> _SET EXERCISE 1_
Answer these from the post on the convolution theorem, one line each:
(a) How many games does each team have left?
(b) By how many games must Team A outwin Team B to avoid coming last?
(c) Which sports league is used in the example?
> _SET EXERCISE 2_
Please list every domain that the post on the convolution theorem names.
> _SET EXERCISE 3_
Carry on the post on the convolution theorem from its final sentence.

> _PASSAGE_
===============

I have been trying to get my head around a toy problem I made up in order to better understand the convolution theorem — the convolution of two signals in the 'time' domain (or probability domain for this problem) is equal to the multiplication of those signals in the frequency domain.
The problem
In a sports league (Aussie Rules in my example) there are 2 teams both trying to avoid coming last. In order to avoid coming last, Team A must win at least two more games than Team B.
Assumptions
Each team's distribution of wins from their remaining games $N=8$ can be modeled using a binomial distribution, using some average chance of winning each game ($\rho_a,\rho_b)$. That is, Team A can be modeled by $w(\rho_a)$ and likewise for Team B.

===============

> _ITEMS_
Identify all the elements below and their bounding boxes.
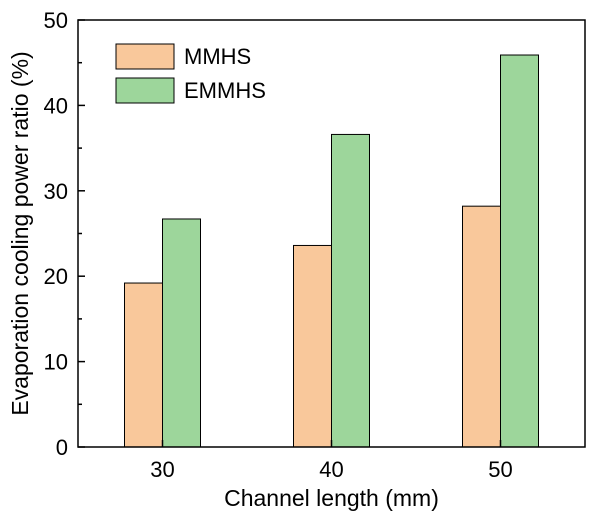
y-tick-label: 30: [44, 179, 68, 204]
x-tick-label: 50: [488, 457, 512, 482]
y-tick-label: 0: [56, 435, 68, 460]
legend-label-emmhs: EMMHS: [184, 78, 266, 103]
bar-emmhs-40: [331, 133, 370, 448]
bar-mmhs-50: [462, 205, 501, 448]
x-tick-label: 40: [319, 457, 343, 482]
y-tick-label: 40: [44, 93, 68, 118]
x-axis-title: Channel length (mm): [224, 485, 439, 511]
y-tick-label: 50: [44, 8, 68, 33]
bars-layer: [124, 54, 539, 448]
legend-swatch-mmhs: [115, 43, 175, 70]
legend: MMHS EMMHS: [115, 43, 266, 104]
y-tick-label: 10: [44, 350, 68, 375]
bar-mmhs-30: [124, 282, 163, 448]
y-tick-label: 20: [44, 264, 68, 289]
legend-label-mmhs: MMHS: [184, 44, 251, 69]
axis-ticks: 0 10 20 30 40 50 30 40 50: [44, 8, 513, 482]
y-axis-title: Evaporation cooling power ratio (%): [7, 51, 33, 415]
x-tick-label: 30: [150, 457, 174, 482]
bar-emmhs-50: [500, 54, 539, 448]
legend-swatch-emmhs: [115, 77, 175, 104]
bar-mmhs-40: [293, 244, 332, 448]
bar-emmhs-30: [162, 218, 201, 448]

===============

> _FINAL ANSWER 1_
(a) 8
(b) At least two
(c) Aussie Rules

> _FINAL ANSWER 2_
- 'time' domain
- probability domain
- frequency domain

> _FINAL ANSWER 3_
The two teams do not play each other and hence their distributions are uncorrelated.
Attempted solution
Using $\rho_a=\rho_b=0.2$ I come up with this distribution for number of wins from $0$ to $8$.
$$w(\rho_a)=w(\rho_b)=\begin{bmatrix} 1.68\times10^{-1} \\ 3.36\times10^{-1} \\ 2.94\times10^{-1} \\ 1.47\times10^{-1} \\ 4.59\times10^{-2} \\ 9.18\times10^{-3} \\ 1.15\times10^{-3} \\ 8.19\times10^{-5} \\ 2.56\times10^{-6} \\ \end{bmatrix}$$
I then take the Fourier transforms of both distributions.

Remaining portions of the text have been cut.